= Entries supplied =
* BEGIN *
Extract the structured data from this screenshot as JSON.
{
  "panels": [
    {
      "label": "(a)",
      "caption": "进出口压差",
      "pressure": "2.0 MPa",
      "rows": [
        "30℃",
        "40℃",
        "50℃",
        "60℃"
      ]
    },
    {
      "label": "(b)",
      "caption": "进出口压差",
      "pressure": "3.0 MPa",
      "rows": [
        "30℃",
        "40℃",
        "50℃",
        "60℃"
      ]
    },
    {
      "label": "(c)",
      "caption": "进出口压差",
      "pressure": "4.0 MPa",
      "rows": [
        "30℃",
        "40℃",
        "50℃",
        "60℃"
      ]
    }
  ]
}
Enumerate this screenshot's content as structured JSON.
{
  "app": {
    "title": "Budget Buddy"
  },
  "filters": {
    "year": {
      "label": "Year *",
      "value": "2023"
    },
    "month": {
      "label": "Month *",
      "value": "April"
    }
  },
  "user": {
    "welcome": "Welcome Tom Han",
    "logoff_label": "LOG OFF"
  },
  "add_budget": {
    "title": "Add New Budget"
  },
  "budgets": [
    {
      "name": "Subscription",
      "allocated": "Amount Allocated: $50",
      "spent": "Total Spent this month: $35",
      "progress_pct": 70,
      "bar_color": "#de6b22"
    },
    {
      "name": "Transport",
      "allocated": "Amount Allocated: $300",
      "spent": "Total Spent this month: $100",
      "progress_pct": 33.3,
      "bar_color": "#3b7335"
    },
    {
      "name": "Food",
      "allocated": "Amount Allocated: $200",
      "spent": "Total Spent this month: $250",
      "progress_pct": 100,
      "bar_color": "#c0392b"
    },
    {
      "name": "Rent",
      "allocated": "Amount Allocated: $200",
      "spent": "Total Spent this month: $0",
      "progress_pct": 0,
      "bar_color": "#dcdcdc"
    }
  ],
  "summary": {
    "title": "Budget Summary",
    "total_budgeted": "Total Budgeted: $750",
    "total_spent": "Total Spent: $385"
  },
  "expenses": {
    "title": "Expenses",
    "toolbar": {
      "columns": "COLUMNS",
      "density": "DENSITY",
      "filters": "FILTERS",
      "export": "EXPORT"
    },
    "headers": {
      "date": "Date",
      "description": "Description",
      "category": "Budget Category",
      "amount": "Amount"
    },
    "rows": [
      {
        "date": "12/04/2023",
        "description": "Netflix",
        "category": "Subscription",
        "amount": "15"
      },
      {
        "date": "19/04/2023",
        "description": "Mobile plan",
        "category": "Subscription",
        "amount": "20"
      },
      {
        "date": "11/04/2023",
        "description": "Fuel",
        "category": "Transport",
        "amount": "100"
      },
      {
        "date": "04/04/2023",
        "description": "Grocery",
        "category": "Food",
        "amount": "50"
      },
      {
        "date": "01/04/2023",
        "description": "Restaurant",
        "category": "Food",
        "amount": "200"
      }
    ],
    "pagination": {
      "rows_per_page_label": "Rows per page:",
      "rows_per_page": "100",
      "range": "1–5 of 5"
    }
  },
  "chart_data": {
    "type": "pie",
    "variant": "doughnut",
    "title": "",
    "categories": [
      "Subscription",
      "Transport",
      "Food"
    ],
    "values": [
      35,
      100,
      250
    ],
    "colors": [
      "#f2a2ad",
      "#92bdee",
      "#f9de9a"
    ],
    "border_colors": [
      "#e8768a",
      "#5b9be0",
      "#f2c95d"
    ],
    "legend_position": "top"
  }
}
* END *
= Goal =
Filter the entries above down to the lines containing the word "date".

= Answer to this problem =
      "date": "Date",
        "date": "12/04/2023",
        "date": "19/04/2023",
        "date": "11/04/2023",
        "date": "04/04/2023",
        "date": "01/04/2023",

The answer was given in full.